------ INPUT RECORDS ------

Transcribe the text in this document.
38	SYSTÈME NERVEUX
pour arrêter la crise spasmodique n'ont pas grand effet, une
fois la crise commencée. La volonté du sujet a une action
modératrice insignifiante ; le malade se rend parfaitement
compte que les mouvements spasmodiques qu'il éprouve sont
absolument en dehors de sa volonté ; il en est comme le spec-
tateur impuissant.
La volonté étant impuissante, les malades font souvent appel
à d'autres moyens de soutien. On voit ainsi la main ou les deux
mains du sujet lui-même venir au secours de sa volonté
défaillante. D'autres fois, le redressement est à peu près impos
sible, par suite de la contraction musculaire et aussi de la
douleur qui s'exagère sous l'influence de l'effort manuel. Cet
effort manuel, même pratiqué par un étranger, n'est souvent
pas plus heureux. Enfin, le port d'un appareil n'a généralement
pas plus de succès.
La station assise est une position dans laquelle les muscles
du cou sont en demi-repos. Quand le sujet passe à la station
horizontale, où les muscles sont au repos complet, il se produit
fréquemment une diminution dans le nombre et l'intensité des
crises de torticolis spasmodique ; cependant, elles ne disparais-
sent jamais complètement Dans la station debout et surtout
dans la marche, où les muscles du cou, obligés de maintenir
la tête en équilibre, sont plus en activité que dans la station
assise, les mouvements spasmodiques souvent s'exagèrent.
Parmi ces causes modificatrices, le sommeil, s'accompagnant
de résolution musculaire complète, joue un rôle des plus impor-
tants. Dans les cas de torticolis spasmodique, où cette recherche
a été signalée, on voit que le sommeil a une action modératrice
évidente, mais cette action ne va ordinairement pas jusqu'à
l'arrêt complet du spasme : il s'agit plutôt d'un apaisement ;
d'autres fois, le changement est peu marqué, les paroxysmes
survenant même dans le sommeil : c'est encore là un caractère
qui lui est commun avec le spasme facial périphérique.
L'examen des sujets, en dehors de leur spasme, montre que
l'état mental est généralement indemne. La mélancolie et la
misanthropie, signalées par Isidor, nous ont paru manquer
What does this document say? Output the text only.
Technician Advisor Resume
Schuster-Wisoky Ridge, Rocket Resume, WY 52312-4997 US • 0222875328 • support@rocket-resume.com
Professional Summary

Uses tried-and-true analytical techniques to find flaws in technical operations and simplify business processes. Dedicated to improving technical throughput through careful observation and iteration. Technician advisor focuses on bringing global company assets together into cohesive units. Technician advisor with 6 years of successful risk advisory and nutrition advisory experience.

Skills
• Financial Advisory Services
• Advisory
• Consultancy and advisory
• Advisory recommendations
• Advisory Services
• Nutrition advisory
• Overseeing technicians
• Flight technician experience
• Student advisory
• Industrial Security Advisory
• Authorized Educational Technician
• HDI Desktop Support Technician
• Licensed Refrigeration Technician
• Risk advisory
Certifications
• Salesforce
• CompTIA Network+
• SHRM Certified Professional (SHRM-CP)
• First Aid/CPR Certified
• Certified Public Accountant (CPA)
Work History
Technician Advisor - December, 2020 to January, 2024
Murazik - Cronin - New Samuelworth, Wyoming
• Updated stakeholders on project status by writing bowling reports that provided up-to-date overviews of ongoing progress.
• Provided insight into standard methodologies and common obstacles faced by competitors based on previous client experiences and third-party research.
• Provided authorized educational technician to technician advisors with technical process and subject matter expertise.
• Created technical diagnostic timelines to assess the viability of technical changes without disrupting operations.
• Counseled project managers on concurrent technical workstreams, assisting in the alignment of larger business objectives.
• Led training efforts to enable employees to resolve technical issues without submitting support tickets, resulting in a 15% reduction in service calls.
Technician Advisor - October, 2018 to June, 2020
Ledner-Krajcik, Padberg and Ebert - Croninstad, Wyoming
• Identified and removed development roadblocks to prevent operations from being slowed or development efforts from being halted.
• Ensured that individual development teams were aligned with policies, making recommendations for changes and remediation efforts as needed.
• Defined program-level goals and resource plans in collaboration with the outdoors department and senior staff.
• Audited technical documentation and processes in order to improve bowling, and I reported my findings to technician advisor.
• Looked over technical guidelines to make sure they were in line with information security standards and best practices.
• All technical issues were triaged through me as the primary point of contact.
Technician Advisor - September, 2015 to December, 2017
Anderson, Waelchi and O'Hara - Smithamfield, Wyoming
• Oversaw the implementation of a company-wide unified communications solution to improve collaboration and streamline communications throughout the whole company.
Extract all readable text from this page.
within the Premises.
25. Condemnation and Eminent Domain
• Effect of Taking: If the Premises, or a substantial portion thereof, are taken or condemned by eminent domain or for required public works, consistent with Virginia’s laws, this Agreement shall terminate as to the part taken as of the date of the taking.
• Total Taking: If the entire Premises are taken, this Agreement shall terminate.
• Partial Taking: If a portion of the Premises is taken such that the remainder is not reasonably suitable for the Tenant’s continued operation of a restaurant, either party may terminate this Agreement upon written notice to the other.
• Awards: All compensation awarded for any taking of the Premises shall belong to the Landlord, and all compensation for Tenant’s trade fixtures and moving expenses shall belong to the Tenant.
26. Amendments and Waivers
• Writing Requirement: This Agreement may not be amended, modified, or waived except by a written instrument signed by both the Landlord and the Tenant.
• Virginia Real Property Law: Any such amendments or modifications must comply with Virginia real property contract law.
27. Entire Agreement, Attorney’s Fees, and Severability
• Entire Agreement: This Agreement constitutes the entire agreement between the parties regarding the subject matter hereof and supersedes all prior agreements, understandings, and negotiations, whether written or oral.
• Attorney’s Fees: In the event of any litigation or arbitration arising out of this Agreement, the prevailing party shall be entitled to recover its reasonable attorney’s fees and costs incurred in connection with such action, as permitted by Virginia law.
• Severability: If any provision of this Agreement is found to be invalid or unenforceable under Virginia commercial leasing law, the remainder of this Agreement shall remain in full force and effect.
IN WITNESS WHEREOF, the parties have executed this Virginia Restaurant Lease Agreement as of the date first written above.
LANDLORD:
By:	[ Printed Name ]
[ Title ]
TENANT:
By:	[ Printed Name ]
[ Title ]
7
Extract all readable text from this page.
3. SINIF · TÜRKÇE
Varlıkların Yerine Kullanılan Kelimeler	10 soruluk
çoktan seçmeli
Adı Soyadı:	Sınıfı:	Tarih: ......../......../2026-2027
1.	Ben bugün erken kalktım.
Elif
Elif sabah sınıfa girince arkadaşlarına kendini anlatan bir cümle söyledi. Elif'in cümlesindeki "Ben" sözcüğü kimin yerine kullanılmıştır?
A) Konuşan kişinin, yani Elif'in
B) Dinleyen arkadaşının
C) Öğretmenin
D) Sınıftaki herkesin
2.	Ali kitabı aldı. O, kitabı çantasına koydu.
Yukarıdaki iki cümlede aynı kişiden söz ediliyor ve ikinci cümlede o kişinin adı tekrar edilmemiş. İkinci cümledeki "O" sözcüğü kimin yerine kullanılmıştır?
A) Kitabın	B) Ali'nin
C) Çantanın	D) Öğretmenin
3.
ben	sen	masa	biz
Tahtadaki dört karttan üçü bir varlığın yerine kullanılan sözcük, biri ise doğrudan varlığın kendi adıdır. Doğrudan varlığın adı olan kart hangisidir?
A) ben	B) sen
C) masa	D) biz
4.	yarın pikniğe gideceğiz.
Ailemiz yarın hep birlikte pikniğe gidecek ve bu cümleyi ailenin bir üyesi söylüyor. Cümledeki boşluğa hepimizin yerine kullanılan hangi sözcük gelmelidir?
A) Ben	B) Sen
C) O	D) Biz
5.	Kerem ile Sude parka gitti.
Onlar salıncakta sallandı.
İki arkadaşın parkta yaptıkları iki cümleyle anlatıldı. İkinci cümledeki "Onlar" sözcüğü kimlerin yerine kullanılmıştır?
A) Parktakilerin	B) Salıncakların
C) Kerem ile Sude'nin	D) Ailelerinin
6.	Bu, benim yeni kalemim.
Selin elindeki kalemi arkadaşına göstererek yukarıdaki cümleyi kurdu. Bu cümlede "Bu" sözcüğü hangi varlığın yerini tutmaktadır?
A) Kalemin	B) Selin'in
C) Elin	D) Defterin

------

REQUIREMENTS:
All lines in the data that contain the word "manuel" should be copied.

FULL SOLUTION:
douleur qui s'exagère sous l'influence de l'effort manuel. Cet
effort manuel, même pratiqué par un étranger, n'est souvent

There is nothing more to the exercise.